• **Task description**
Rewrite the listing from its first line down to the line containing "bar-segment [739, 8, 947, 109]", swapping "Kauppakeskus" for "Ostoskeskus" and leaving everything else as it is.

• **The records**
┌────────

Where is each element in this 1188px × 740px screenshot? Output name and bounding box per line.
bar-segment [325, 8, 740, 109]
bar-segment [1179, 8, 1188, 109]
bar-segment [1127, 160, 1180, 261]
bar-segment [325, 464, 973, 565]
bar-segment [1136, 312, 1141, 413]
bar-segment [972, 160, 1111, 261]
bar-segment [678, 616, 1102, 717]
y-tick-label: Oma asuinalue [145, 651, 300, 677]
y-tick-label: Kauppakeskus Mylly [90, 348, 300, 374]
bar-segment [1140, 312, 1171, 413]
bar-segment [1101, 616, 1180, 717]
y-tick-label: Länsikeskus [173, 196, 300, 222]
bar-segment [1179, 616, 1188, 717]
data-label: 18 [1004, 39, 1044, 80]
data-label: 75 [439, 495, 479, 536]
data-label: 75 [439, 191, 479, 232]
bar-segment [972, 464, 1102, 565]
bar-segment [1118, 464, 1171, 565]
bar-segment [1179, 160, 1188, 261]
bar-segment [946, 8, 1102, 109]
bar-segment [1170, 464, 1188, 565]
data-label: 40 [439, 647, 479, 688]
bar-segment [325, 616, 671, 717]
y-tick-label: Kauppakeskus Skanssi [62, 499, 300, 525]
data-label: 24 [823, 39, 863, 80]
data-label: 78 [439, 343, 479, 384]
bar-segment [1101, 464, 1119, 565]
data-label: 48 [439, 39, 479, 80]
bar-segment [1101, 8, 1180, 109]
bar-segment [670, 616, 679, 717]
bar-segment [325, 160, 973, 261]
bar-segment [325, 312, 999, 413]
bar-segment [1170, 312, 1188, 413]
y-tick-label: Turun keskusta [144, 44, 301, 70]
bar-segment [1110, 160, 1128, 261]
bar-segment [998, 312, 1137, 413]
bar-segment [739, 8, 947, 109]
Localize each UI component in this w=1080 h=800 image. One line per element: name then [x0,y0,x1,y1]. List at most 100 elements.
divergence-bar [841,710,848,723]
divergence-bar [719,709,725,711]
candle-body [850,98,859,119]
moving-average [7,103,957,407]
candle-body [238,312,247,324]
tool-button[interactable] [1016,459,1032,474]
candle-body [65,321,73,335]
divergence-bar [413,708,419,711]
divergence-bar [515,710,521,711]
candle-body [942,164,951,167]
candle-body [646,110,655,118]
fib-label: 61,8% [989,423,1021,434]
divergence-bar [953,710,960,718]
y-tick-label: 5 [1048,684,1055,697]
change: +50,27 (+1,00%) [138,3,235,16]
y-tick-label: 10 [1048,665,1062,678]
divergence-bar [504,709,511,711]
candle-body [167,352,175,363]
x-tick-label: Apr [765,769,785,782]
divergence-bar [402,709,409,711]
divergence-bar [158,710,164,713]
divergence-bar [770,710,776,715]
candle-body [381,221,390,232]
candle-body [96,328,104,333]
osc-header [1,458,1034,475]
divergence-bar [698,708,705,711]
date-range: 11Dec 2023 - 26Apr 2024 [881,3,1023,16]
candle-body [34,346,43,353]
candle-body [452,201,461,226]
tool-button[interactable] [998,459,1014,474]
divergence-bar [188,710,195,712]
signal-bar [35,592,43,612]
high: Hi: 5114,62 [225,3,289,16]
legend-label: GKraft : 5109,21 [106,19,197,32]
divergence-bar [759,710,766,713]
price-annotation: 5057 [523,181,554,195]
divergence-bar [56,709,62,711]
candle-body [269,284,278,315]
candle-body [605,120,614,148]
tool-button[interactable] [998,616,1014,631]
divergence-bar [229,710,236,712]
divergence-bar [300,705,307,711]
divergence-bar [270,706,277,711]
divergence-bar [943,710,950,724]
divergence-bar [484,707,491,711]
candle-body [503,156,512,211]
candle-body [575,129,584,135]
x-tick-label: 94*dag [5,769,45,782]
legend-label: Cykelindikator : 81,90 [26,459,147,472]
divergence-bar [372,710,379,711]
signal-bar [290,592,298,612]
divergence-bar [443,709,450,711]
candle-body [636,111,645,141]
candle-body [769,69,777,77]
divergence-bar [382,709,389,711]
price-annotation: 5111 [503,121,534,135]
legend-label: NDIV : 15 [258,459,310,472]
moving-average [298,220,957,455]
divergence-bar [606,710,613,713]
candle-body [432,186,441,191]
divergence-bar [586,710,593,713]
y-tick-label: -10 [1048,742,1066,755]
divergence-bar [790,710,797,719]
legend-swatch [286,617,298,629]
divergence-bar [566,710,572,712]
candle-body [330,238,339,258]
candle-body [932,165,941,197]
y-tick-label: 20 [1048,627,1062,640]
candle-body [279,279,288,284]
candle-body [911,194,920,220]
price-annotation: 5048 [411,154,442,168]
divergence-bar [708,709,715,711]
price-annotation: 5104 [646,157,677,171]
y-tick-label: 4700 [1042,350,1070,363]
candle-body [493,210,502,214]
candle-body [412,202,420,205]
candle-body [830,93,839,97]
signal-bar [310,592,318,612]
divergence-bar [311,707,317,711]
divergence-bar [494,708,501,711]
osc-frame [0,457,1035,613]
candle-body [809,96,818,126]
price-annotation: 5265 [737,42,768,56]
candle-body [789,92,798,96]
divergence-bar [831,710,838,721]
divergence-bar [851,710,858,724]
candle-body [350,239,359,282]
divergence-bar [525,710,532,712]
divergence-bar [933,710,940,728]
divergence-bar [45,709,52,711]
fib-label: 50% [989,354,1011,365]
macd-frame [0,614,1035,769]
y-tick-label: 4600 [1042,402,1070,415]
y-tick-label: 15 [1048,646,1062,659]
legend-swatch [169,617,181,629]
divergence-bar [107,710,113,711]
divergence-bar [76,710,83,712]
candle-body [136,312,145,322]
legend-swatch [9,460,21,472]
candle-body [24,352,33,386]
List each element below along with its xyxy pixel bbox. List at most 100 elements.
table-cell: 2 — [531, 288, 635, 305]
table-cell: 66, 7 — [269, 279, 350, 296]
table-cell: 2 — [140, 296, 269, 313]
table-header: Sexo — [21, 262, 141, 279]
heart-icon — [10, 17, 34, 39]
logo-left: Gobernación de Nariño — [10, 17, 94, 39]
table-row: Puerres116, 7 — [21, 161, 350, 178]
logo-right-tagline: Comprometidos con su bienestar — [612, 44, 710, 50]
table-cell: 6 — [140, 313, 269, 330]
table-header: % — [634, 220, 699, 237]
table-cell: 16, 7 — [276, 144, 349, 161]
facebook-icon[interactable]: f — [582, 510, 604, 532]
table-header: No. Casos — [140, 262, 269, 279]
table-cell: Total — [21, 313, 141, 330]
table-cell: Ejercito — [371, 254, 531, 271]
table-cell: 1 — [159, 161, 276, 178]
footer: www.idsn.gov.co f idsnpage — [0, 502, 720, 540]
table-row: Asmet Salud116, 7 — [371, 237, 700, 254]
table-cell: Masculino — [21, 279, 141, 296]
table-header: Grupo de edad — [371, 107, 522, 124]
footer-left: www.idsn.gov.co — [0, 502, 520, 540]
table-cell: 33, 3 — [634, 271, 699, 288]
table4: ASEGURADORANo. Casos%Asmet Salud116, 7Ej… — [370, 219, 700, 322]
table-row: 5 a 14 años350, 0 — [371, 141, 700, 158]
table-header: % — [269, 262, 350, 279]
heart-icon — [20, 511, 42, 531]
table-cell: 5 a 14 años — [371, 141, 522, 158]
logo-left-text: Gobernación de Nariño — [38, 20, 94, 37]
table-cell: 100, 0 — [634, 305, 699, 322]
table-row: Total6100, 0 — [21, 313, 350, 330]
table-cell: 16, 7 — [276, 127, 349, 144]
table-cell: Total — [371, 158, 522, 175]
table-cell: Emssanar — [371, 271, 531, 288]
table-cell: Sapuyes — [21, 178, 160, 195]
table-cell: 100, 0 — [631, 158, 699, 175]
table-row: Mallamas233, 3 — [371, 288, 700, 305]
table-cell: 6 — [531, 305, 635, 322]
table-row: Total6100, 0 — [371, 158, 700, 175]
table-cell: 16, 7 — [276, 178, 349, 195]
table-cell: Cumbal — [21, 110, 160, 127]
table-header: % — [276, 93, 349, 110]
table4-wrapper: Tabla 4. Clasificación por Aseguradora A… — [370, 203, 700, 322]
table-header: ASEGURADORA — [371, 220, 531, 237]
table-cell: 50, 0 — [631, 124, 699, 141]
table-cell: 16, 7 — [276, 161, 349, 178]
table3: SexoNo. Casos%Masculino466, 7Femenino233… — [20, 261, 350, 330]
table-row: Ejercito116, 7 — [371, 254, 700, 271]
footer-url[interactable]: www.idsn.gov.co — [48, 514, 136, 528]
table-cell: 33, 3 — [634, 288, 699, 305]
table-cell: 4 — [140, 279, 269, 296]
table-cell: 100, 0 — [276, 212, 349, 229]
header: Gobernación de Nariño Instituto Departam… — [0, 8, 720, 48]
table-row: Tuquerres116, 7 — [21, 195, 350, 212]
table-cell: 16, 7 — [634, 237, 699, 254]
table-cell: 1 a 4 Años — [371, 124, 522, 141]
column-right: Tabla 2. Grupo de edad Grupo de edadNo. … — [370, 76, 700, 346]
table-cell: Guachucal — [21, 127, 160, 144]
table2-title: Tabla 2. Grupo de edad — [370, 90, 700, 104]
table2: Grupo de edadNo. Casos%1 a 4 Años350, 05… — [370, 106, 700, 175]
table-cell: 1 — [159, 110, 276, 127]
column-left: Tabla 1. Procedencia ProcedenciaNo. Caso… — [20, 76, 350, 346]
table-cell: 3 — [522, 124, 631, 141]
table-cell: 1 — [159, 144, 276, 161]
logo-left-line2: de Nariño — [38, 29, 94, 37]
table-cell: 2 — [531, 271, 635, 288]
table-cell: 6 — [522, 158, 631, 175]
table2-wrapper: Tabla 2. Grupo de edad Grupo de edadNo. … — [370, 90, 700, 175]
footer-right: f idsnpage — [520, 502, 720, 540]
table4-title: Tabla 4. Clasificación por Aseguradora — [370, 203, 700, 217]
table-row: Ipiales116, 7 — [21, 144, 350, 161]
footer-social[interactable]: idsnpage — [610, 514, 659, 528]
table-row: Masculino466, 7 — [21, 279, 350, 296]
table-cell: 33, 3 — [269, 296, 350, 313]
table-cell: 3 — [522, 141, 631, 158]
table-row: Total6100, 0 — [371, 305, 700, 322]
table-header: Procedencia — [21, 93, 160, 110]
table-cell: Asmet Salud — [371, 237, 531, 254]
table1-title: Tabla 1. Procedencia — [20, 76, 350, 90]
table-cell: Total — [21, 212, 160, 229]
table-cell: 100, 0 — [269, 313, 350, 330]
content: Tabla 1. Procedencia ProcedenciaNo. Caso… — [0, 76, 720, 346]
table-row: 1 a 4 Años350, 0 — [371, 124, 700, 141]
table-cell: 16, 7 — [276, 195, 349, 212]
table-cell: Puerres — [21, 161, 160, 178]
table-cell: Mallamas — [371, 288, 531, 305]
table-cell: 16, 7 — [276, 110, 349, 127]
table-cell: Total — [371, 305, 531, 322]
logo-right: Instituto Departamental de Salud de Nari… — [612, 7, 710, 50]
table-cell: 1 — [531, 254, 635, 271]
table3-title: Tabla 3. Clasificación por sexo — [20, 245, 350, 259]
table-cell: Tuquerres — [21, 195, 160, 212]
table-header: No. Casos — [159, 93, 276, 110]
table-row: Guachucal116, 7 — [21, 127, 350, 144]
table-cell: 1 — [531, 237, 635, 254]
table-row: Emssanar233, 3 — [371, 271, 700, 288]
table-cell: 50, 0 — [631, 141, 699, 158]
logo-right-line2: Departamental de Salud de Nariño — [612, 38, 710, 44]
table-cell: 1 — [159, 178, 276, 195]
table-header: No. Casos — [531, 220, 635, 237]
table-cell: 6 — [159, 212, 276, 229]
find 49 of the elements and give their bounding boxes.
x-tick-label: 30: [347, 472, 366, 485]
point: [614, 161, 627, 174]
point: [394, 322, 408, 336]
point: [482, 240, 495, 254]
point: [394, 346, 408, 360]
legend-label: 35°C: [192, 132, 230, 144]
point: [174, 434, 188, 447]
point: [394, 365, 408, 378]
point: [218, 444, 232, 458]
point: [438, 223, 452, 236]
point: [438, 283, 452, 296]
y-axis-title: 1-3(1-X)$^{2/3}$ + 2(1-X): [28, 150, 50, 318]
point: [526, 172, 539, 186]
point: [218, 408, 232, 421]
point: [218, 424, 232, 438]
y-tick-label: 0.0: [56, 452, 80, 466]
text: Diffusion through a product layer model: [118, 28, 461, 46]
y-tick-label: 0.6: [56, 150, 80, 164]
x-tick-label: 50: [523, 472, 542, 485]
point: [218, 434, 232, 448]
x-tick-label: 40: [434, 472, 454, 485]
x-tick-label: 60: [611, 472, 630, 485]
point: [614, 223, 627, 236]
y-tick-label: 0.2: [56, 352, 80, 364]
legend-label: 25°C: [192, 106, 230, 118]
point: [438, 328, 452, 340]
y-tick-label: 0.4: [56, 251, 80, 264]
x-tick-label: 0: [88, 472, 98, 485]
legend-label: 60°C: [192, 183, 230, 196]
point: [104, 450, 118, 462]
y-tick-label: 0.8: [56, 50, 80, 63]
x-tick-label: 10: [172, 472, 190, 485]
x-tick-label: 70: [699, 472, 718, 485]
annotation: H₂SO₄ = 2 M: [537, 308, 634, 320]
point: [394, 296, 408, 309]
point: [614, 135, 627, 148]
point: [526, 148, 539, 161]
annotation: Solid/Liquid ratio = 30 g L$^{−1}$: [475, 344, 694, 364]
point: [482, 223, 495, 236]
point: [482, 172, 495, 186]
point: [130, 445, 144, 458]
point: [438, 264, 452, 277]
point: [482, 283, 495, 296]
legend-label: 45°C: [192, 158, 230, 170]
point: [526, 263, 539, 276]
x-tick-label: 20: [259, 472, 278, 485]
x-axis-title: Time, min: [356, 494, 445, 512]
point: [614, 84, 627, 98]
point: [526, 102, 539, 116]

└────────

• **Problem solution**
Where is each element in this 1188px × 740px screenshot? Output name and bounding box per line.
bar-segment [325, 8, 740, 109]
bar-segment [1179, 8, 1188, 109]
bar-segment [1127, 160, 1180, 261]
bar-segment [325, 464, 973, 565]
bar-segment [1136, 312, 1141, 413]
bar-segment [972, 160, 1111, 261]
bar-segment [678, 616, 1102, 717]
y-tick-label: Oma asuinalue [145, 651, 300, 677]
y-tick-label: Ostoskeskus Mylly [90, 348, 300, 374]
bar-segment [1140, 312, 1171, 413]
bar-segment [1101, 616, 1180, 717]
y-tick-label: Länsikeskus [173, 196, 300, 222]
bar-segment [1179, 616, 1188, 717]
data-label: 18 [1004, 39, 1044, 80]
data-label: 75 [439, 495, 479, 536]
data-label: 75 [439, 191, 479, 232]
bar-segment [972, 464, 1102, 565]
bar-segment [1118, 464, 1171, 565]
bar-segment [1179, 160, 1188, 261]
bar-segment [946, 8, 1102, 109]
bar-segment [1170, 464, 1188, 565]
data-label: 40 [439, 647, 479, 688]
bar-segment [325, 616, 671, 717]
y-tick-label: Ostoskeskus Skanssi [62, 499, 300, 525]
data-label: 24 [823, 39, 863, 80]
data-label: 78 [439, 343, 479, 384]
bar-segment [1101, 464, 1119, 565]
data-label: 48 [439, 39, 479, 80]
bar-segment [1101, 8, 1180, 109]
bar-segment [670, 616, 679, 717]
bar-segment [325, 160, 973, 261]
bar-segment [325, 312, 999, 413]
bar-segment [1170, 312, 1188, 413]
y-tick-label: Turun keskusta [144, 44, 301, 70]
bar-segment [1110, 160, 1128, 261]
bar-segment [998, 312, 1137, 413]
bar-segment [739, 8, 947, 109]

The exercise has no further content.